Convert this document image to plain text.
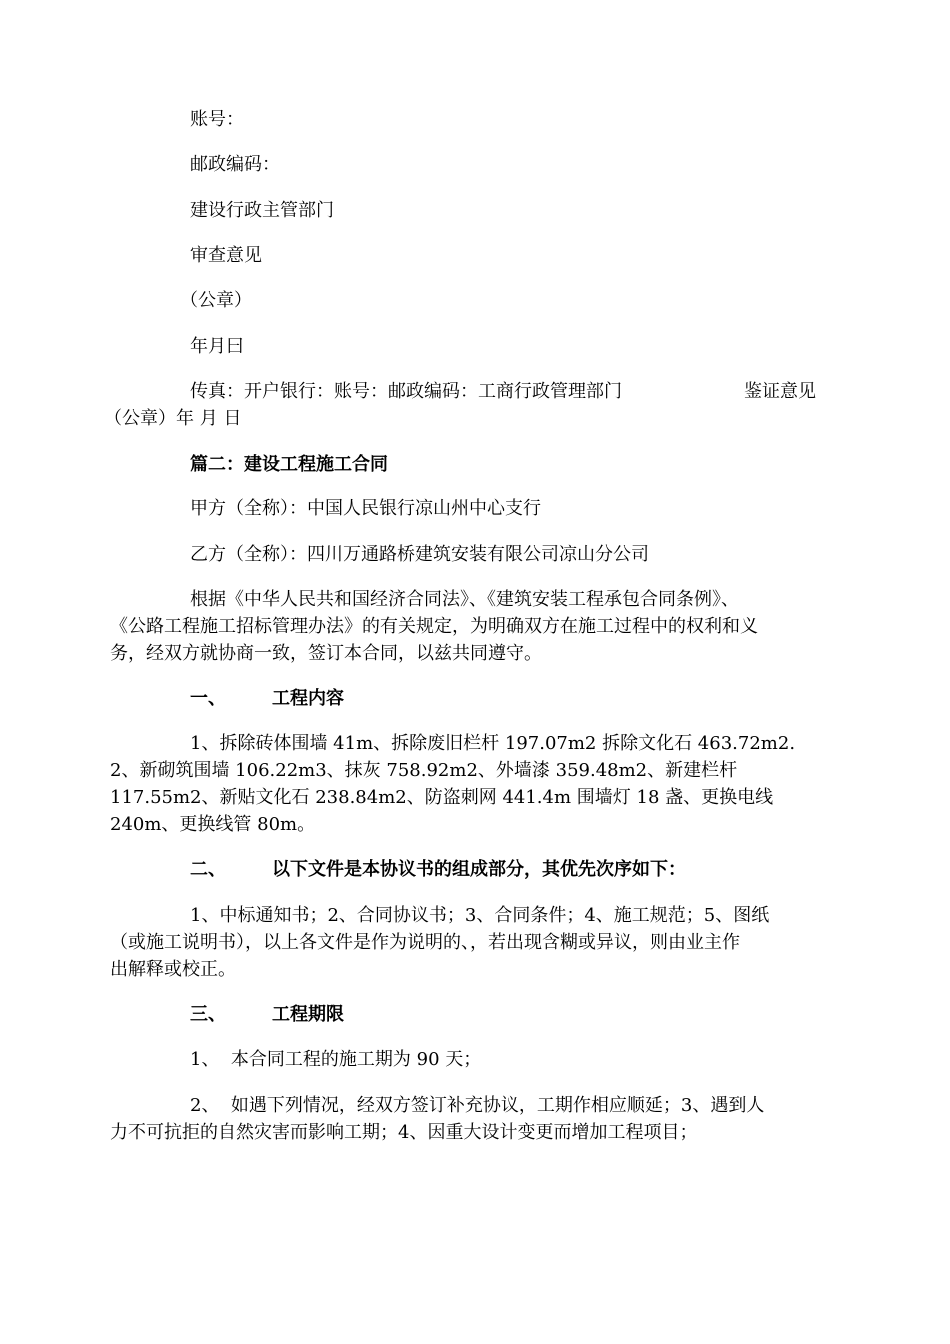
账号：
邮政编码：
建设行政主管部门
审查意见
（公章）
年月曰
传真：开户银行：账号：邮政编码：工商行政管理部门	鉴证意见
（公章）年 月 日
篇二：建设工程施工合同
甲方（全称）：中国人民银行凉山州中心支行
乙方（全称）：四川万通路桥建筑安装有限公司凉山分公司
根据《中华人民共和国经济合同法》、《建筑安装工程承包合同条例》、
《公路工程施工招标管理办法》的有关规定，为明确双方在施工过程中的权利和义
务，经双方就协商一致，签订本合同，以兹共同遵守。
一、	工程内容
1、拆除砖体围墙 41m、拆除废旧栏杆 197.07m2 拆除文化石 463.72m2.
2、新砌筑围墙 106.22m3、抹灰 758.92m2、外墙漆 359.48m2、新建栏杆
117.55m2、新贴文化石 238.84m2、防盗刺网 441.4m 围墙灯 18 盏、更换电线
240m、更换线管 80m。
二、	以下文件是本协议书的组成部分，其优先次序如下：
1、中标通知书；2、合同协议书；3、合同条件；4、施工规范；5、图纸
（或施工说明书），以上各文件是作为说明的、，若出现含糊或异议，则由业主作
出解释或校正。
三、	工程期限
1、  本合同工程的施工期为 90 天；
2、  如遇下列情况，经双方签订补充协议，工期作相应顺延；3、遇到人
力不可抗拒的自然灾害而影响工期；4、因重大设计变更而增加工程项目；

* [TASK DIRECTIONS]: Leave out all pictures, then copy the remaining material exactly.

* [WRITTEN RESPONSE]:
Convert this document image to plain text.
账号：
邮政编码：
建设行政主管部门
审查意见
（公章）
年月曰
传真：开户银行：账号：邮政编码：工商行政管理部门	鉴证意见
（公章）年 月 日
篇二：建设工程施工合同
甲方（全称）：中国人民银行凉山州中心支行
乙方（全称）：四川万通路桥建筑安装有限公司凉山分公司
根据《中华人民共和国经济合同法》、《建筑安装工程承包合同条例》、
《公路工程施工招标管理办法》的有关规定，为明确双方在施工过程中的权利和义
务，经双方就协商一致，签订本合同，以兹共同遵守。
一、	工程内容
1、拆除砖体围墙 41m、拆除废旧栏杆 197.07m2 拆除文化石 463.72m2.
2、新砌筑围墙 106.22m3、抹灰 758.92m2、外墙漆 359.48m2、新建栏杆
117.55m2、新贴文化石 238.84m2、防盗刺网 441.4m 围墙灯 18 盏、更换电线
240m、更换线管 80m。
二、	以下文件是本协议书的组成部分，其优先次序如下：
1、中标通知书；2、合同协议书；3、合同条件；4、施工规范；5、图纸
（或施工说明书），以上各文件是作为说明的、，若出现含糊或异议，则由业主作
出解释或校正。
三、	工程期限
1、  本合同工程的施工期为 90 天；
2、  如遇下列情况，经双方签订补充协议，工期作相应顺延；3、遇到人
力不可抗拒的自然灾害而影响工期；4、因重大设计变更而增加工程项目；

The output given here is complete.